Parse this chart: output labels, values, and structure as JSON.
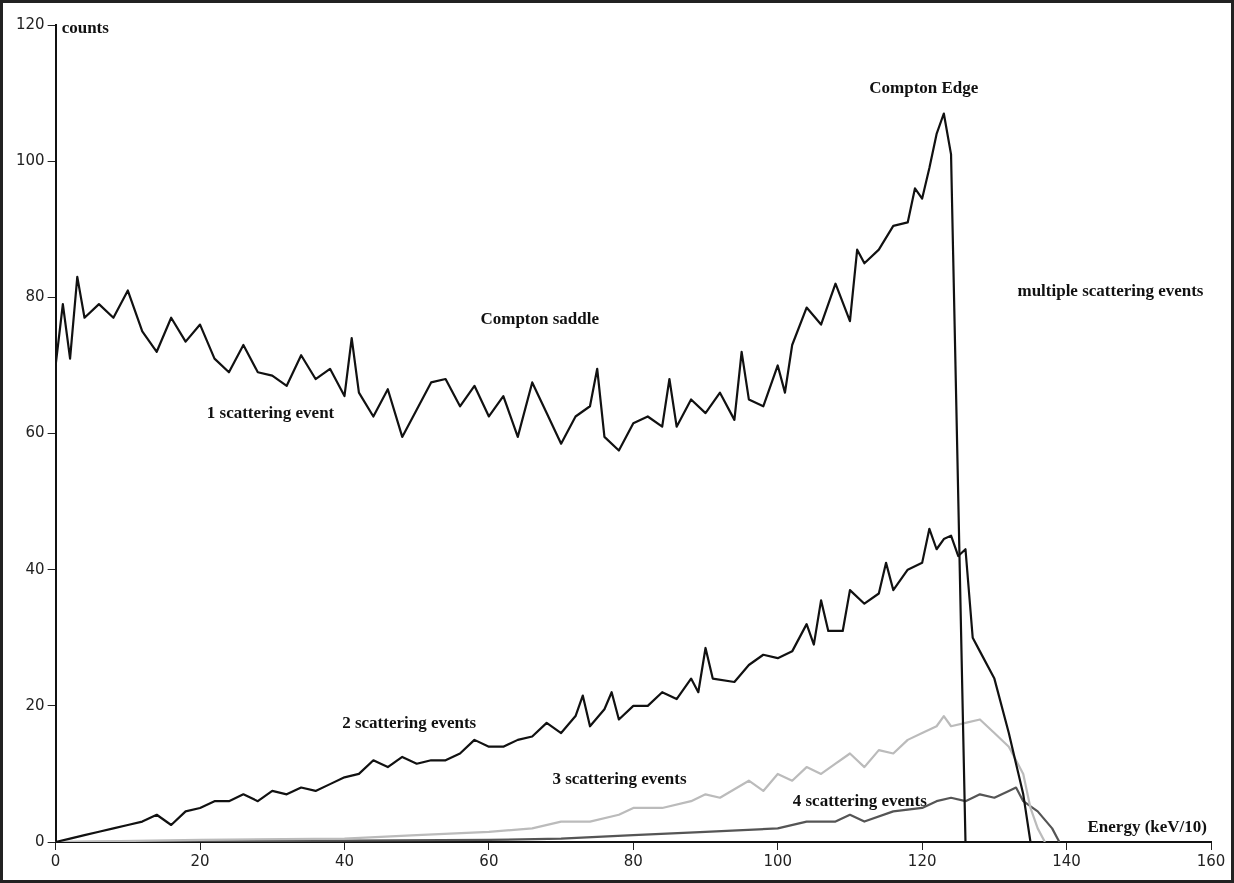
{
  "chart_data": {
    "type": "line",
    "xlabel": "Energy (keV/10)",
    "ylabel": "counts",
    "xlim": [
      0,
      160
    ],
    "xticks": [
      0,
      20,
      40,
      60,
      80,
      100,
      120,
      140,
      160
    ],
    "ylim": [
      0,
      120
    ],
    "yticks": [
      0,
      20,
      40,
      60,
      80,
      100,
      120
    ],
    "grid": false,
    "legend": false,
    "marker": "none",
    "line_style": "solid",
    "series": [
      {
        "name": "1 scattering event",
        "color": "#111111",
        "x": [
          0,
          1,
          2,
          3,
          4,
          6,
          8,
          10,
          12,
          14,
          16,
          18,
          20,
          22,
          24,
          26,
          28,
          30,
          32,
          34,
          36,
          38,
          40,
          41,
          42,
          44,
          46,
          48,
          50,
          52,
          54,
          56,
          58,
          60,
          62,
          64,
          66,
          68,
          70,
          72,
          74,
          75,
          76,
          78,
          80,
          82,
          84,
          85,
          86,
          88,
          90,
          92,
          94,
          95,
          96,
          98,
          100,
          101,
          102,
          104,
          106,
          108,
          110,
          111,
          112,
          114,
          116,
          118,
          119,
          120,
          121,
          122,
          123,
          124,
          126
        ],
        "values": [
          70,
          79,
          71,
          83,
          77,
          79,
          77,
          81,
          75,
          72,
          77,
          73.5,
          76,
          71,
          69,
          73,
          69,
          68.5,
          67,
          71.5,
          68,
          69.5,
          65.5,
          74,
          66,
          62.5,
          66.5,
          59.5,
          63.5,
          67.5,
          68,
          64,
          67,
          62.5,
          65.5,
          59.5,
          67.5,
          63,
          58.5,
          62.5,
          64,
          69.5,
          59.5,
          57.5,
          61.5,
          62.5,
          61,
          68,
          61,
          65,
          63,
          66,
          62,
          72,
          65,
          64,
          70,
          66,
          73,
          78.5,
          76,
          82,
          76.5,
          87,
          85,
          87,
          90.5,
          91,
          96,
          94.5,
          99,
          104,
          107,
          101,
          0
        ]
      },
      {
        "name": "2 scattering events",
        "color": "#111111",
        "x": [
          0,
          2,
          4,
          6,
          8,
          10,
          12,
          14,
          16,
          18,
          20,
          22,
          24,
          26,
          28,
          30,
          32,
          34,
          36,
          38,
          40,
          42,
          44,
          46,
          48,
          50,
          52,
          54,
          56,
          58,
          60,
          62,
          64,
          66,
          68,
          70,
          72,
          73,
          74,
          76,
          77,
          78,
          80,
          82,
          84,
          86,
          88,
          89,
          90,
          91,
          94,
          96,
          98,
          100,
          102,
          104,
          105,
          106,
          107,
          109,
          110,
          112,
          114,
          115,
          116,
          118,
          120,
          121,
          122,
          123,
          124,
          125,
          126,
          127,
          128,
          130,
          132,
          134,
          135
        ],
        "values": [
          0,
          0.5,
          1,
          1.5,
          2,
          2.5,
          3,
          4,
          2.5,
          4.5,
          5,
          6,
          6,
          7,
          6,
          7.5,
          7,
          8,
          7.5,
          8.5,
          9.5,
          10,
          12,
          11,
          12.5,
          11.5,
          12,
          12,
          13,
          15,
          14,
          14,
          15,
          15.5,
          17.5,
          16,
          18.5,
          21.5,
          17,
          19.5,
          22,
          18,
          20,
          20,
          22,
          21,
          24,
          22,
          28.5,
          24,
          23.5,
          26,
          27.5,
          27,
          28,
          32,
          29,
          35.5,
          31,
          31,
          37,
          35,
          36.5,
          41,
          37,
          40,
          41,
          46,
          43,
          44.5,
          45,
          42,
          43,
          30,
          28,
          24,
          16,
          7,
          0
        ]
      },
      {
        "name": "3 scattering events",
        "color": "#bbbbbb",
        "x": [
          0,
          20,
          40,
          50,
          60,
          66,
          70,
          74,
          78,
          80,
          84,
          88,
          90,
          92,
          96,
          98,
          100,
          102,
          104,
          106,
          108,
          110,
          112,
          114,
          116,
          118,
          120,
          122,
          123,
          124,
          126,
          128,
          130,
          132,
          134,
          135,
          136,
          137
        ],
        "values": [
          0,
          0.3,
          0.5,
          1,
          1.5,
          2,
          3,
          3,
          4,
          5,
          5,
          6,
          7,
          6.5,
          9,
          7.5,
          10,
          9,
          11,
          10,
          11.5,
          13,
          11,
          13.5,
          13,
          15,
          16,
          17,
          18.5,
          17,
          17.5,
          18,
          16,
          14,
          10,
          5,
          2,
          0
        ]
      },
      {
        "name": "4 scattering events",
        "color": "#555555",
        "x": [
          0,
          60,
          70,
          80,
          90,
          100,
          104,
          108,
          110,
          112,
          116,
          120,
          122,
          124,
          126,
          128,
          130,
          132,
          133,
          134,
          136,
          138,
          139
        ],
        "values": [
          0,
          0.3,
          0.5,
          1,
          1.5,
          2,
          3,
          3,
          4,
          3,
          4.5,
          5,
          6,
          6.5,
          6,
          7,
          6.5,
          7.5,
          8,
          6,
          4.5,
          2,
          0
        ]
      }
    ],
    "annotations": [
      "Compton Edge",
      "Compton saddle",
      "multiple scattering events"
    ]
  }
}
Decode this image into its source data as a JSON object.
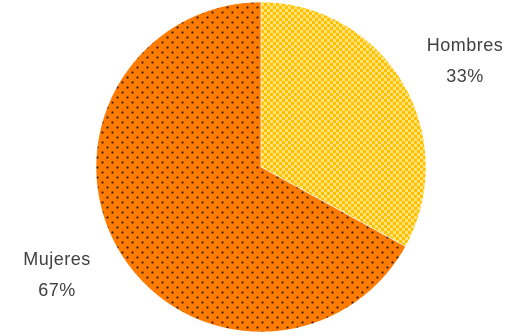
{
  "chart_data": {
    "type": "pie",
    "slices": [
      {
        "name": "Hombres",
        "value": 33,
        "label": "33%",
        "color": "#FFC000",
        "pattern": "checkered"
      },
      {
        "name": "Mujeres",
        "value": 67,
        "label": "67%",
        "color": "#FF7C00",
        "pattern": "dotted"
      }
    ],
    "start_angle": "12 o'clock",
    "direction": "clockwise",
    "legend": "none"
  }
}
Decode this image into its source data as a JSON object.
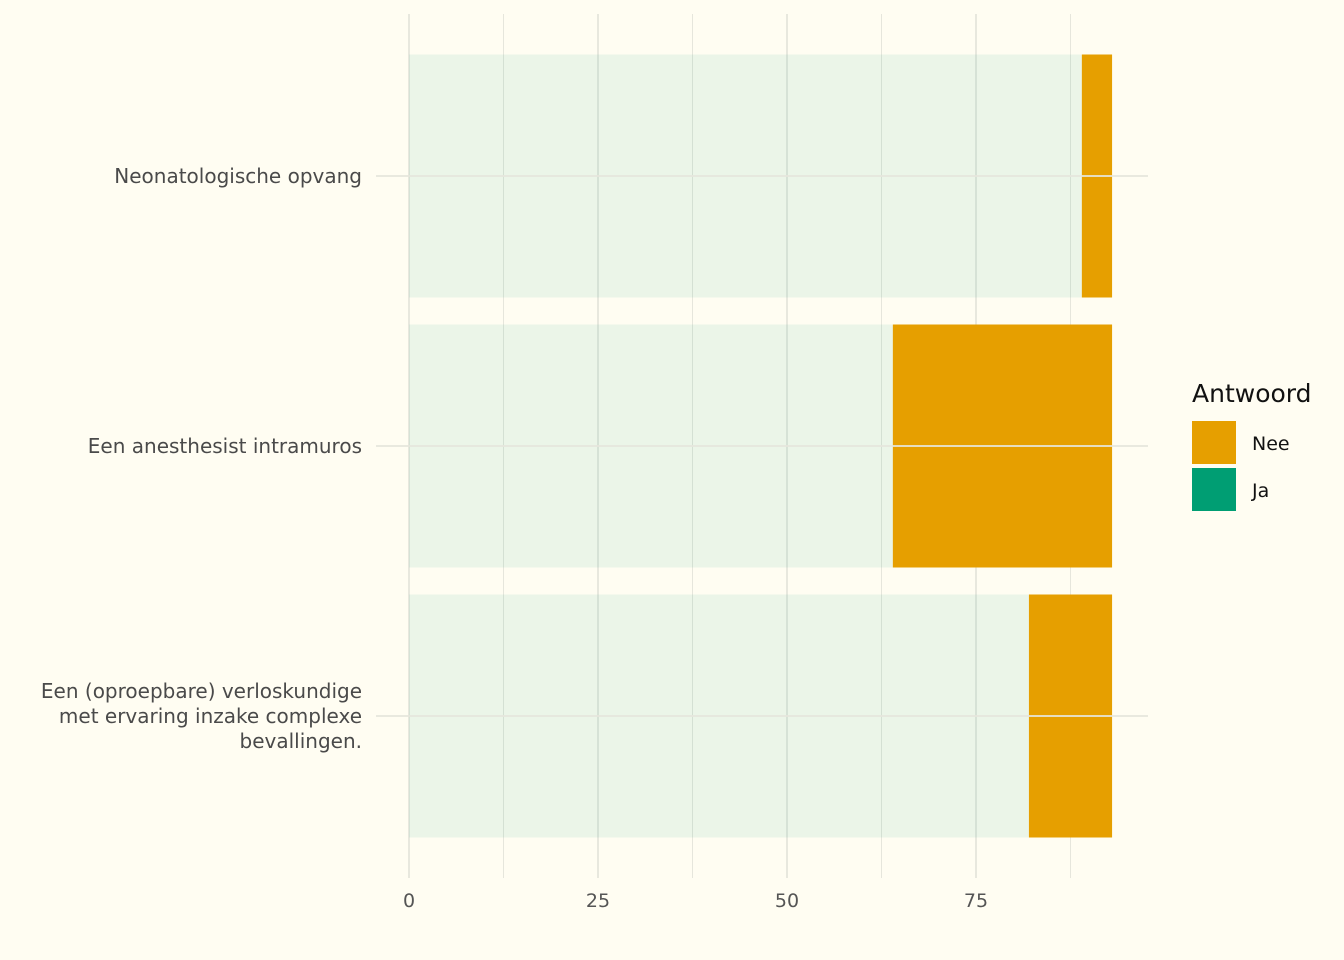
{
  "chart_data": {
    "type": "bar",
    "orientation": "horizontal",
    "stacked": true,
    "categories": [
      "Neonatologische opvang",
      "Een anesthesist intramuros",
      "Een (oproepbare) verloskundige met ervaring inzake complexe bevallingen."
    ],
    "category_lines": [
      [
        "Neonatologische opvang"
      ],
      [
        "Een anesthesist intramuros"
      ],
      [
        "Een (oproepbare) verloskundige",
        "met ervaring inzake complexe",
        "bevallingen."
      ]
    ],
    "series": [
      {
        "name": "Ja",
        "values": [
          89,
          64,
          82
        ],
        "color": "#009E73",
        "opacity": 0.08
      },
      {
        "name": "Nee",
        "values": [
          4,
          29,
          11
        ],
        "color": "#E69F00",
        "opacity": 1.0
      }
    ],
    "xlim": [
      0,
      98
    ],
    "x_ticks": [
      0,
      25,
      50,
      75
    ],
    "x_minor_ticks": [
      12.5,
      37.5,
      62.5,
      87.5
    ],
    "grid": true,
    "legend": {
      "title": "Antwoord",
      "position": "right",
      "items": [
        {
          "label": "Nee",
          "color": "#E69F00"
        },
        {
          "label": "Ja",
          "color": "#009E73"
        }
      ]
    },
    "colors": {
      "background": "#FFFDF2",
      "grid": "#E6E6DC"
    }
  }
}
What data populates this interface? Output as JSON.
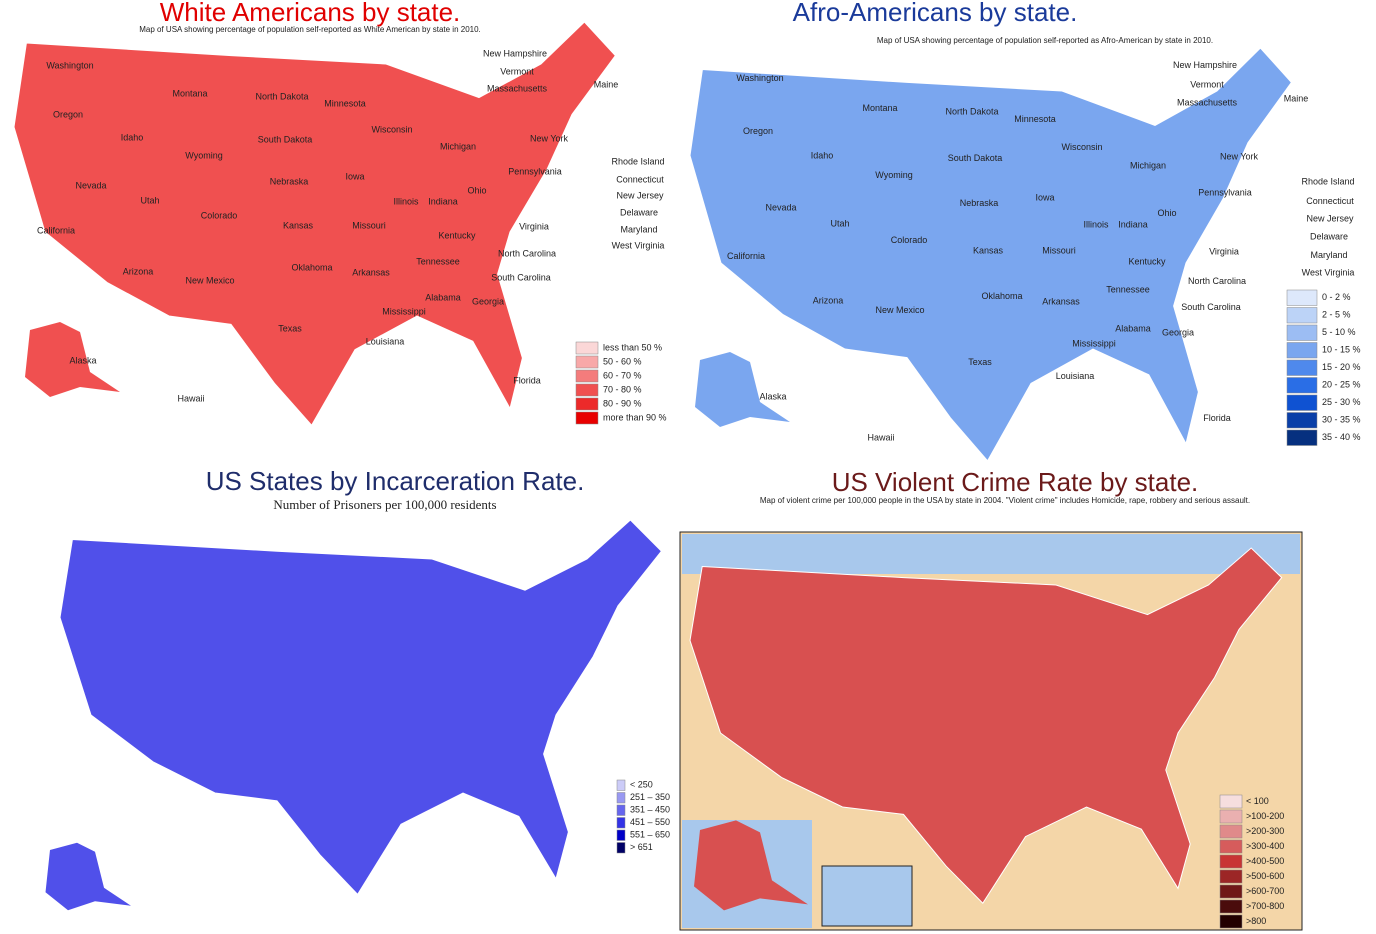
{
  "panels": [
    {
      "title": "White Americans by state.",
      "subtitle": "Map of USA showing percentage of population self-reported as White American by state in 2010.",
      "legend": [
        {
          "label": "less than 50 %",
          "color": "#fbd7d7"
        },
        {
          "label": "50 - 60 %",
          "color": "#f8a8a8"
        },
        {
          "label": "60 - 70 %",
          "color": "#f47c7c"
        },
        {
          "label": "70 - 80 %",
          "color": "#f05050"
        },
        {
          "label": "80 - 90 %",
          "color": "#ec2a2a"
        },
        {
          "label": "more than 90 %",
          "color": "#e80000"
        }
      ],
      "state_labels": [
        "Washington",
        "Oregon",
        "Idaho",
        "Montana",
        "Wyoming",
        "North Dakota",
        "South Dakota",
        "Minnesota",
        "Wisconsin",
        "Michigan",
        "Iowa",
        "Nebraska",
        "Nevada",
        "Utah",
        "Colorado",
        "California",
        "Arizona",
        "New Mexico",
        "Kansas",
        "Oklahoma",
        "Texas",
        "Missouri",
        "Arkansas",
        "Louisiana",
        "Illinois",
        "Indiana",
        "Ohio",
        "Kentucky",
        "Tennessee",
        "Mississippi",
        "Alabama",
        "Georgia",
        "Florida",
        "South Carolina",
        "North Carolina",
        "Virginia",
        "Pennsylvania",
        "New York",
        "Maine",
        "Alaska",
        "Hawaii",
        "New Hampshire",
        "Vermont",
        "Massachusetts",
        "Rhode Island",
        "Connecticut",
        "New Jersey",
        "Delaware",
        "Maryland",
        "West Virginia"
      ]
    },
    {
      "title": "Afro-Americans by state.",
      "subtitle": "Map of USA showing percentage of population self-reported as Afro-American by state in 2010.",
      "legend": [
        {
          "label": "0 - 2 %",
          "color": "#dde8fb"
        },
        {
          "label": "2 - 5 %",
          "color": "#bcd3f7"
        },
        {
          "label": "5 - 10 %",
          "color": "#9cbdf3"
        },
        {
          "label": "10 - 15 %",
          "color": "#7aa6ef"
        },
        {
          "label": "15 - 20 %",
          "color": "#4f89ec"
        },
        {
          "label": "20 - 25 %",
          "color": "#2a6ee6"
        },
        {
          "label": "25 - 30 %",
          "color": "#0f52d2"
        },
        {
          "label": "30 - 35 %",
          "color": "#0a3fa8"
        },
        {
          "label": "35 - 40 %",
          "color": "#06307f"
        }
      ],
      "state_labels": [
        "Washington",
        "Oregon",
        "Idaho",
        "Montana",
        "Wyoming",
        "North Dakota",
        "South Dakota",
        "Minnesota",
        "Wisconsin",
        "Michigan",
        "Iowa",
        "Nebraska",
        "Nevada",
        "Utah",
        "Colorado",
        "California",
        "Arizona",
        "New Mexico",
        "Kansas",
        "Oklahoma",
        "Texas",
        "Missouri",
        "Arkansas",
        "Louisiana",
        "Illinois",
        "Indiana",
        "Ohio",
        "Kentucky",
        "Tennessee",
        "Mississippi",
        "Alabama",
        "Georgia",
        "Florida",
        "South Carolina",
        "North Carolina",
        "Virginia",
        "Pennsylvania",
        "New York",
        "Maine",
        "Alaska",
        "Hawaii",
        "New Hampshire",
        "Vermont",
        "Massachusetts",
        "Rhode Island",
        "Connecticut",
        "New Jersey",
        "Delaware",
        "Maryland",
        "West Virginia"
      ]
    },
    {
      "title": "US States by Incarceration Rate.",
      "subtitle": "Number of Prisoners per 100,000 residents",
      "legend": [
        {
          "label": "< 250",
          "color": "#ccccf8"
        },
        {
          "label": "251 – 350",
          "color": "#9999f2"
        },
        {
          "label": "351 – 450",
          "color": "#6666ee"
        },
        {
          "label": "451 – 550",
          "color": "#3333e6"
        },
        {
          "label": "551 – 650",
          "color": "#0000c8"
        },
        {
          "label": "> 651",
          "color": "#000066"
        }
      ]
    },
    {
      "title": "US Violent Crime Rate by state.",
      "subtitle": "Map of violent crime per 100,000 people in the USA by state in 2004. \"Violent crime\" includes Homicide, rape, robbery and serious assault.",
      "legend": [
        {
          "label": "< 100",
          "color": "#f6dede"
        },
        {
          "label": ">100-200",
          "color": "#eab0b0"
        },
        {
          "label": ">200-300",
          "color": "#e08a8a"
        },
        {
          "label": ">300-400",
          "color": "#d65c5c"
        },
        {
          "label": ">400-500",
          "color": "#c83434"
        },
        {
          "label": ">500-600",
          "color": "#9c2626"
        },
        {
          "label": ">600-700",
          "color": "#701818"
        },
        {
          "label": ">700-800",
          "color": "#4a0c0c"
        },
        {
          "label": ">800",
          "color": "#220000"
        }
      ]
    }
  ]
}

• [WORK INSTRUCTIONS]: Collect, from the material above, every line containing the word "scattering".

• [EXERCISE RESULT]:
        "name": "1 scattering event",
        "name": "2 scattering events",
        "name": "3 scattering events",
        "name": "4 scattering events",
      "multiple scattering events"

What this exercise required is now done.